Karşılıksız olarak verilen her bir ŞEY (emek, zaman, mal, sevgi, saygı..) o kalbi güzel kişiye tekrar (yeniden) geri döner, diye düşünebiliriz.

§  Sevap da günah da o şahsa ait olur.

§  Bizim kısaca bildiklerimiz ya da çeşitli kaynaklardan okuyup öğrenebileceğimiz çok konu var:

§  Çok kısa bir alıntı yapalım:

- Hz. Muhammed (sav)’in Hira’da bulunduğu 610 yılı Ramazan ayının son on günü içinde muhtemelen yirmi yedinci gece, bazı rivayetlere göre pazartesi günü sabaha karşı Cebrail gelerek ona Allah tarafından peygamber olarak görevlendirildiğini haber verdi.

Verilen görev:
Alıntı metne göre şu soruları cevaplayın.
1. Karşılıksız olarak verilen her şey kime geri döner?
2. Sevap ve günah kime ait olur?
3. Cebrail, Hz. Muhammed'e hangi yılın hangi ayında geldi?

Veri bloğu:

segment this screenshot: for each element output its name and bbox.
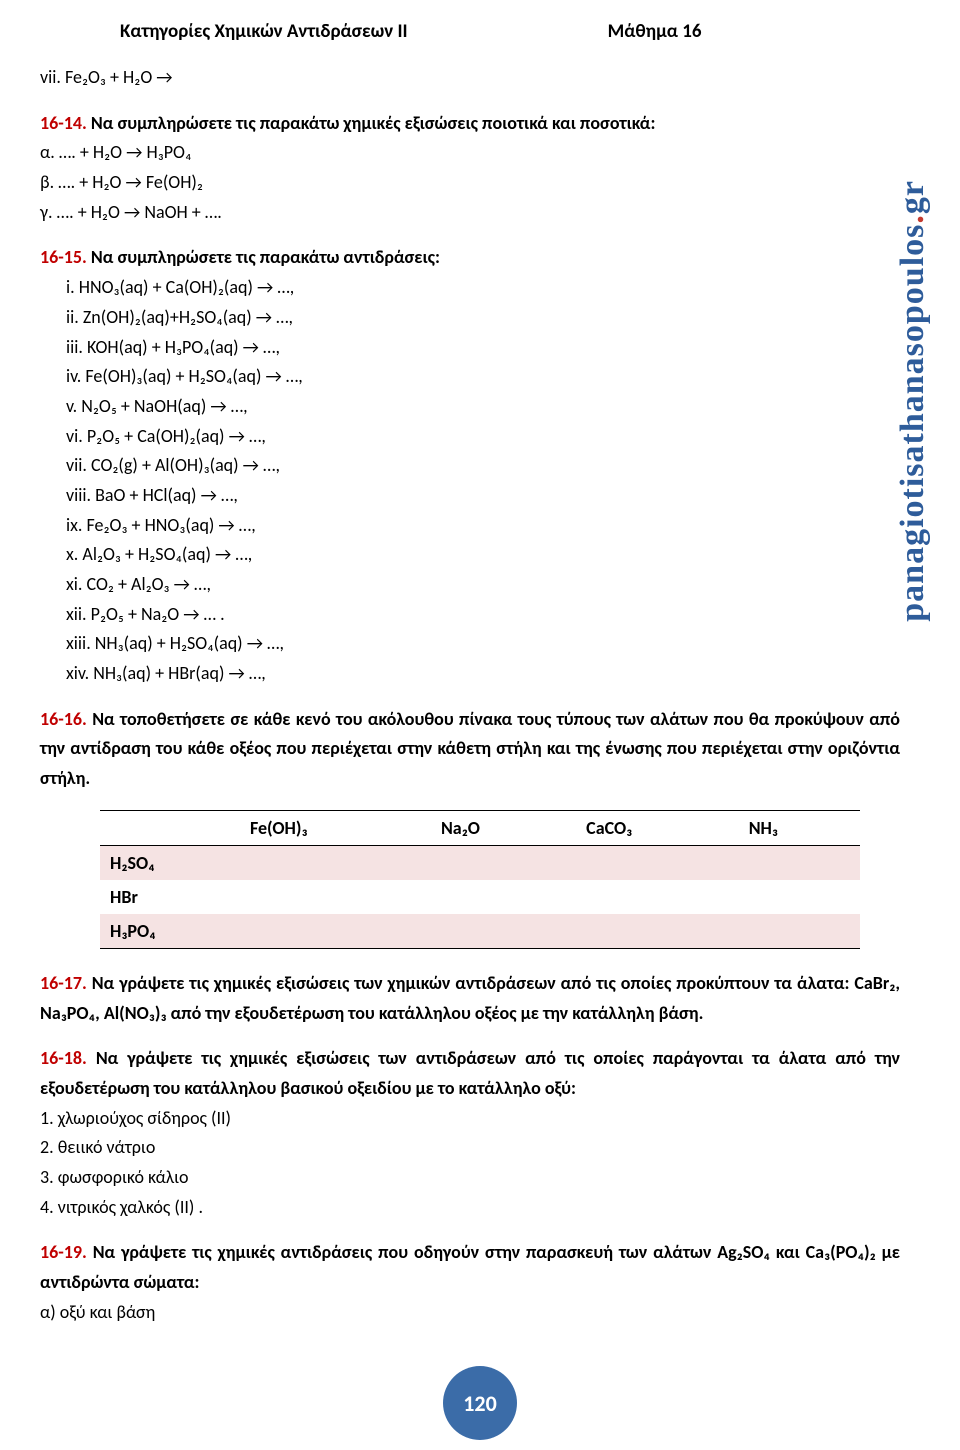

Örnek çözüm:
1. Karşılıksız verilen her şey o kalbi güzel kişiye geri döner.
2. Sevap da günah da o şahsa ait olur.
3. Cebrail, 610 yılının Ramazan ayında, ayın son on günü içinde geldi.